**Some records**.
+--

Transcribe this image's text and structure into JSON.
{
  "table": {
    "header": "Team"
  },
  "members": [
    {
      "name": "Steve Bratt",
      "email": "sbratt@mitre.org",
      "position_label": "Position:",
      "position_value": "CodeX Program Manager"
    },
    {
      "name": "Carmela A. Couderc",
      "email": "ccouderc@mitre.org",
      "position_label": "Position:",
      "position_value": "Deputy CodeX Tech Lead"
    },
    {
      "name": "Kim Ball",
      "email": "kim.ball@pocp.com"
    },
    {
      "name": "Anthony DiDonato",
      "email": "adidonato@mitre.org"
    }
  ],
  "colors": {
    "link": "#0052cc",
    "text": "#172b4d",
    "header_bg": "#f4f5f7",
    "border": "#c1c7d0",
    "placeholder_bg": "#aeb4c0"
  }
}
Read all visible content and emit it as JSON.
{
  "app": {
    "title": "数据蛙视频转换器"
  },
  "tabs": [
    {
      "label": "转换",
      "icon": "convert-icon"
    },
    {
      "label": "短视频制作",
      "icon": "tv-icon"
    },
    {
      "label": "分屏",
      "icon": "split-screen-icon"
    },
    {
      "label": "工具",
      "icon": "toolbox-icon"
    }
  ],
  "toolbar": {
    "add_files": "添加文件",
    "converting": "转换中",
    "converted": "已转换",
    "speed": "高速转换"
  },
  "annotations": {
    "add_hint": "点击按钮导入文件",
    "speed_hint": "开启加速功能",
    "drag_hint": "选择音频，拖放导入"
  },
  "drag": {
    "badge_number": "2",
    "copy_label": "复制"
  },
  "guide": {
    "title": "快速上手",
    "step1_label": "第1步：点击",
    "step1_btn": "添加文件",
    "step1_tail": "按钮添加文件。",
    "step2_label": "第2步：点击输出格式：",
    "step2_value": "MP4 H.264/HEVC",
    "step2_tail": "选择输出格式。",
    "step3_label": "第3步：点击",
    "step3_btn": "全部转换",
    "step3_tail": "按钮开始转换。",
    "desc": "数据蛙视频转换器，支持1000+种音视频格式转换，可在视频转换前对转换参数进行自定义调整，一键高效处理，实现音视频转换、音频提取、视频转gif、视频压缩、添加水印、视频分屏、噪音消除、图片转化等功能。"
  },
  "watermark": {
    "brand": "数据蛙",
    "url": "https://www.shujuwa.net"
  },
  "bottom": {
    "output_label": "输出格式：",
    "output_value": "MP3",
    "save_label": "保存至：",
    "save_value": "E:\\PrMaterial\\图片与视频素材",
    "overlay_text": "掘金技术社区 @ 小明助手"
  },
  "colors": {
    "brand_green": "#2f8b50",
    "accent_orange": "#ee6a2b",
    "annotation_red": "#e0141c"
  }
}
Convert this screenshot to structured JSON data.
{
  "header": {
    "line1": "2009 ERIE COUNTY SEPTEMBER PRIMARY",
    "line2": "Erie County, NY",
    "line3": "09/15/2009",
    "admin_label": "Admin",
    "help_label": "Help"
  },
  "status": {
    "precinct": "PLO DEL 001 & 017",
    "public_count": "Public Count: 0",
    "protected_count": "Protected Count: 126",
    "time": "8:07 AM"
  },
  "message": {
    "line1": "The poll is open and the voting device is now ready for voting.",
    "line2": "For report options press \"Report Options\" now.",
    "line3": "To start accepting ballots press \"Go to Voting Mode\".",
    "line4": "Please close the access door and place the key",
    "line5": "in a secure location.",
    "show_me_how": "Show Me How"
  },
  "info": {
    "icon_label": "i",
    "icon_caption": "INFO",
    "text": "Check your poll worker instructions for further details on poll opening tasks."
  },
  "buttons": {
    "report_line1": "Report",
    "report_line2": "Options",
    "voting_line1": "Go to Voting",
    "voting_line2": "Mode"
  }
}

+--

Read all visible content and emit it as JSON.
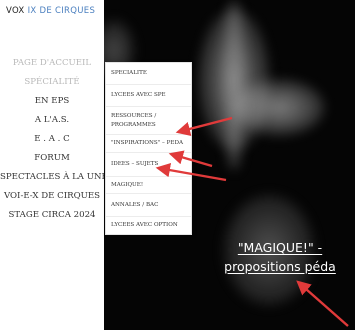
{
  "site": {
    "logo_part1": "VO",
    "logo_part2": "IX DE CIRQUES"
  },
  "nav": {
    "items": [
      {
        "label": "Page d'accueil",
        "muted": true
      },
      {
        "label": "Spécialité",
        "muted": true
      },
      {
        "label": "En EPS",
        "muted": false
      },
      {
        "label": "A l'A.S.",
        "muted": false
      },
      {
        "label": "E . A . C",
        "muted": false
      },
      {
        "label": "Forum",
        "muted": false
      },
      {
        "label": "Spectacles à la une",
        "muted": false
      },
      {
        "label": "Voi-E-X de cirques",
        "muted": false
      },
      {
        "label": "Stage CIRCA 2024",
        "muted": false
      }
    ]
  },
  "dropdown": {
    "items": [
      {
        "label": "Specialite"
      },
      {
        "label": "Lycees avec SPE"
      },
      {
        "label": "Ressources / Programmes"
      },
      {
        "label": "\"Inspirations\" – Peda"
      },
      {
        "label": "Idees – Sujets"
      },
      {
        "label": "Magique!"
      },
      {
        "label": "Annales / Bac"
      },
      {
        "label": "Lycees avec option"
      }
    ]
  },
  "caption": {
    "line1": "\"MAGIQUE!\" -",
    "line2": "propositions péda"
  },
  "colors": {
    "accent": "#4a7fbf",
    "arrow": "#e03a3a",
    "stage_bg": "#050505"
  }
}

+--

**Written problem**. Which lines of the data above contain "Mode"? Copy each one.

**Response for this exercise**.
    "line3": "To start accepting ballots press \"Go to Voting Mode\".",
    "voting_line2": "Mode"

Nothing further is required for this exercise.